- [STATED TASK]: Where a line below holds the string "ESTUDIO", copy that line.

- [DATA FOR THIS TASK]:
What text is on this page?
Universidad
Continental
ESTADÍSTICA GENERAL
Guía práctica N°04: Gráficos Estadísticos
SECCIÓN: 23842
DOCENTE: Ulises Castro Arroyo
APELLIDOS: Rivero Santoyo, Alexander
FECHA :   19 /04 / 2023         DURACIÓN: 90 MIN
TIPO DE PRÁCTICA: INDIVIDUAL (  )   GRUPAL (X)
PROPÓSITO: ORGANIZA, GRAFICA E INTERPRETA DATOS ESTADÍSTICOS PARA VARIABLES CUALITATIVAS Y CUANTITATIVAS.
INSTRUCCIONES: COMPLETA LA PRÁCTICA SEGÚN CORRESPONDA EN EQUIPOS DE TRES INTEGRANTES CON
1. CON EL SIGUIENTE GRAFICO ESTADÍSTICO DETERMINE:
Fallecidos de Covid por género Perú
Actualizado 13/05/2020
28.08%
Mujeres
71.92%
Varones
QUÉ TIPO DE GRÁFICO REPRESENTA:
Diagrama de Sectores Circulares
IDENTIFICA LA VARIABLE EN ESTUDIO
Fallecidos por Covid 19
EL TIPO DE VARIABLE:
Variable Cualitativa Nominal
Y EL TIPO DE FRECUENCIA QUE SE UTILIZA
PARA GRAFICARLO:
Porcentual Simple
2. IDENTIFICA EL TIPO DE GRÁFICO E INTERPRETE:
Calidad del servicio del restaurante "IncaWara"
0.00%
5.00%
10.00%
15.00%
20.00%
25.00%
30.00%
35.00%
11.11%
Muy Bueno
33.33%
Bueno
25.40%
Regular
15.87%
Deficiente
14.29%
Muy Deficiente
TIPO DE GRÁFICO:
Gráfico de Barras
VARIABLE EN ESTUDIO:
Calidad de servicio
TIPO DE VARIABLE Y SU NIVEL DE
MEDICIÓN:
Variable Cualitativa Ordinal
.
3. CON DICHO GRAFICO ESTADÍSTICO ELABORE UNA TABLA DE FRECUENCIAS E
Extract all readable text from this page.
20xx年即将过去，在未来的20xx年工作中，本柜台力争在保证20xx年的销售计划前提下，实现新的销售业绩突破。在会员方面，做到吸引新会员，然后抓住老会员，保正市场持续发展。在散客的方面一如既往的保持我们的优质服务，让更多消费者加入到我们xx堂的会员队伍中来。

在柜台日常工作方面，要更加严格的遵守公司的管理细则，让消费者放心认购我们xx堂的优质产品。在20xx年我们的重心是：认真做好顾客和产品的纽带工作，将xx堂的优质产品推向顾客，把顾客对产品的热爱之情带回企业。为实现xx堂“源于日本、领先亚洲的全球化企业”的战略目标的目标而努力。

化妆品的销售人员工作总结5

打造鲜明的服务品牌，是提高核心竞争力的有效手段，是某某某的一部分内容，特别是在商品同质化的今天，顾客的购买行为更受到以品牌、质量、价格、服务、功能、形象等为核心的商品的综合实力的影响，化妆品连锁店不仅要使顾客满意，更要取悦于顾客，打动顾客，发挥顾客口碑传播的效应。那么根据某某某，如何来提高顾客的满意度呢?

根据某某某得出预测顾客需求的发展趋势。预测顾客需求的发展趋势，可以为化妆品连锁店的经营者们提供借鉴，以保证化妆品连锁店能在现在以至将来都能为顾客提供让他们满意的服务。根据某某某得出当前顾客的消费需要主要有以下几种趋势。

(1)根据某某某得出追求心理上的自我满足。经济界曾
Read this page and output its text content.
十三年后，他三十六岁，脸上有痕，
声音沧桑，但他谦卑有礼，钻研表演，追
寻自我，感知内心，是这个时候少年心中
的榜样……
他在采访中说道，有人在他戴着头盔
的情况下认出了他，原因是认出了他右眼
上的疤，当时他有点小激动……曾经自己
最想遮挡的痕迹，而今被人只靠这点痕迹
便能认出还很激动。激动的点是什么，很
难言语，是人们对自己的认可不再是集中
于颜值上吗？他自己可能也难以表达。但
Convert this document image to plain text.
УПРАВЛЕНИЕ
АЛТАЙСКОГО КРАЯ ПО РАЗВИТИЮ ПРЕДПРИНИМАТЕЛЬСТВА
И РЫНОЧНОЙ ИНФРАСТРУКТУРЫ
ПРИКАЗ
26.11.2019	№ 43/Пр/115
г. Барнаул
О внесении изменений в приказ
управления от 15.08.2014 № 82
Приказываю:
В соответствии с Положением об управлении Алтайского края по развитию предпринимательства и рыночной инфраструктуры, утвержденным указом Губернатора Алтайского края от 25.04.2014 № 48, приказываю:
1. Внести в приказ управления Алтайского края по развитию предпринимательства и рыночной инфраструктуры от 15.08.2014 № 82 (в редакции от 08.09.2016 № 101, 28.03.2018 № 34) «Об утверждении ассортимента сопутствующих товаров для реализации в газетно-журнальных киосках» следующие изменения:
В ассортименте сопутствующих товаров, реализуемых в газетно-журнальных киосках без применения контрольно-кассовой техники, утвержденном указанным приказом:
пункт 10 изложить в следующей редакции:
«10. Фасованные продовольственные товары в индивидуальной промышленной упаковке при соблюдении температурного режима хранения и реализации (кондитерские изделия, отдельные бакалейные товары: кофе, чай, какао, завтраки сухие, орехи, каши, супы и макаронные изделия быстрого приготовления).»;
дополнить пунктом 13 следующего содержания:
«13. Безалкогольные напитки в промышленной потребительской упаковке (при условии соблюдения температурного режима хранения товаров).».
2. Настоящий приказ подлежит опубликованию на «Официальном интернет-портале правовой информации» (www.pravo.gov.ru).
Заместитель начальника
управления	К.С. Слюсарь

- [EXERCISE ANSWER]:
IDENTIFICA LA VARIABLE EN ESTUDIO
VARIABLE EN ESTUDIO:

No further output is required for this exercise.